DIRECTIONS: The string "organisms" may appear on lines of the entries below; report how many such lines there are, and only that.

───── MATERIALS PROVIDED

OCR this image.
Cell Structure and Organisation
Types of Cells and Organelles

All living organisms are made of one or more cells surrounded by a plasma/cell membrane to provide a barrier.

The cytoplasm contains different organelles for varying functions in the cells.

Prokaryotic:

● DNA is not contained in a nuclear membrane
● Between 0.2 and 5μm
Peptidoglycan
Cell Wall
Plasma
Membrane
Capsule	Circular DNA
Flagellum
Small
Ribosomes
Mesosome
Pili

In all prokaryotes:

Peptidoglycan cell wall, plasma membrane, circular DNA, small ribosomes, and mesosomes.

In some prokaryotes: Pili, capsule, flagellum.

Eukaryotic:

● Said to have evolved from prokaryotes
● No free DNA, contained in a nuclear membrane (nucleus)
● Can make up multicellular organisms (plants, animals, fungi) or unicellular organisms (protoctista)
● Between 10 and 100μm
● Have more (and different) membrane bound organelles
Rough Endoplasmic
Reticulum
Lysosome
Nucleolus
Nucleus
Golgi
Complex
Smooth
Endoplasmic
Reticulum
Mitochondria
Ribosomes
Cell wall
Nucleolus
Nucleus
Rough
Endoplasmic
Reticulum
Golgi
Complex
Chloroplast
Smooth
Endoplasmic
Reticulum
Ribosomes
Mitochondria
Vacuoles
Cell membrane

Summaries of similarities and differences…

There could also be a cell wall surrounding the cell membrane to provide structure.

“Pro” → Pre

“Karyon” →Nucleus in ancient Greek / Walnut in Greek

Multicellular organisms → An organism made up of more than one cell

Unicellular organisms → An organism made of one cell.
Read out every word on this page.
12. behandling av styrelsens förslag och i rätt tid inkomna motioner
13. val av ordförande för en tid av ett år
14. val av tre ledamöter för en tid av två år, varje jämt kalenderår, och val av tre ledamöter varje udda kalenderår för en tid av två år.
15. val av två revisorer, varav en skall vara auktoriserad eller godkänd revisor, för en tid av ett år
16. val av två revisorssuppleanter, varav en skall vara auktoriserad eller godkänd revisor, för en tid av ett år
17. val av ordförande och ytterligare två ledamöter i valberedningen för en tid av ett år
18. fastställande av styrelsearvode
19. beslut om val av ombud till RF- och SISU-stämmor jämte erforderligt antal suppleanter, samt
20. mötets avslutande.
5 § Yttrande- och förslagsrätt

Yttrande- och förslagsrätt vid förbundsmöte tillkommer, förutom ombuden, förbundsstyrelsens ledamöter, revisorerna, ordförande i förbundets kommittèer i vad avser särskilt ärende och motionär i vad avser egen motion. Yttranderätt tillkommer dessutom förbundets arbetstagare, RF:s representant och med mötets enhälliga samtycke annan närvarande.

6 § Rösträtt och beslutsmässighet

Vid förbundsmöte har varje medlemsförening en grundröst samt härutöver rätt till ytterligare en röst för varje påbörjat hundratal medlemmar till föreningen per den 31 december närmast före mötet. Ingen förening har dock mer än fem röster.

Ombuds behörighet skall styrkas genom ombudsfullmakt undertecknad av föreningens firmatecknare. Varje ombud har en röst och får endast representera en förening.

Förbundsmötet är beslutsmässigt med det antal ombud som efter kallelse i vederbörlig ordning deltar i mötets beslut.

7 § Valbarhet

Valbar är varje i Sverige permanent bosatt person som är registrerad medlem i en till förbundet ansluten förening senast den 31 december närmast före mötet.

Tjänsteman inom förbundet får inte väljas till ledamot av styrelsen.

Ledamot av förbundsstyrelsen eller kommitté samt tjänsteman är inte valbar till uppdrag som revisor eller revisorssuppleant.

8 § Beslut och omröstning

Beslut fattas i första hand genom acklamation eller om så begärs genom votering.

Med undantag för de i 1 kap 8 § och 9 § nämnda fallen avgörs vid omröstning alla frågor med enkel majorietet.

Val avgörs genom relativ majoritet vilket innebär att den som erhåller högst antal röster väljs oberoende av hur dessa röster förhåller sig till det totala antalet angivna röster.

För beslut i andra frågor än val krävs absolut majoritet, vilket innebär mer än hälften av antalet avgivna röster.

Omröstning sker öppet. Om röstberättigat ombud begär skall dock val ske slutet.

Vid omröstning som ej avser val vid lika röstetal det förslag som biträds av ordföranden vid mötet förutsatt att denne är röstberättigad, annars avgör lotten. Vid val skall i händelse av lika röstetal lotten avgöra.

──────────

SOLUTION FOR THIS EXERCISE: 4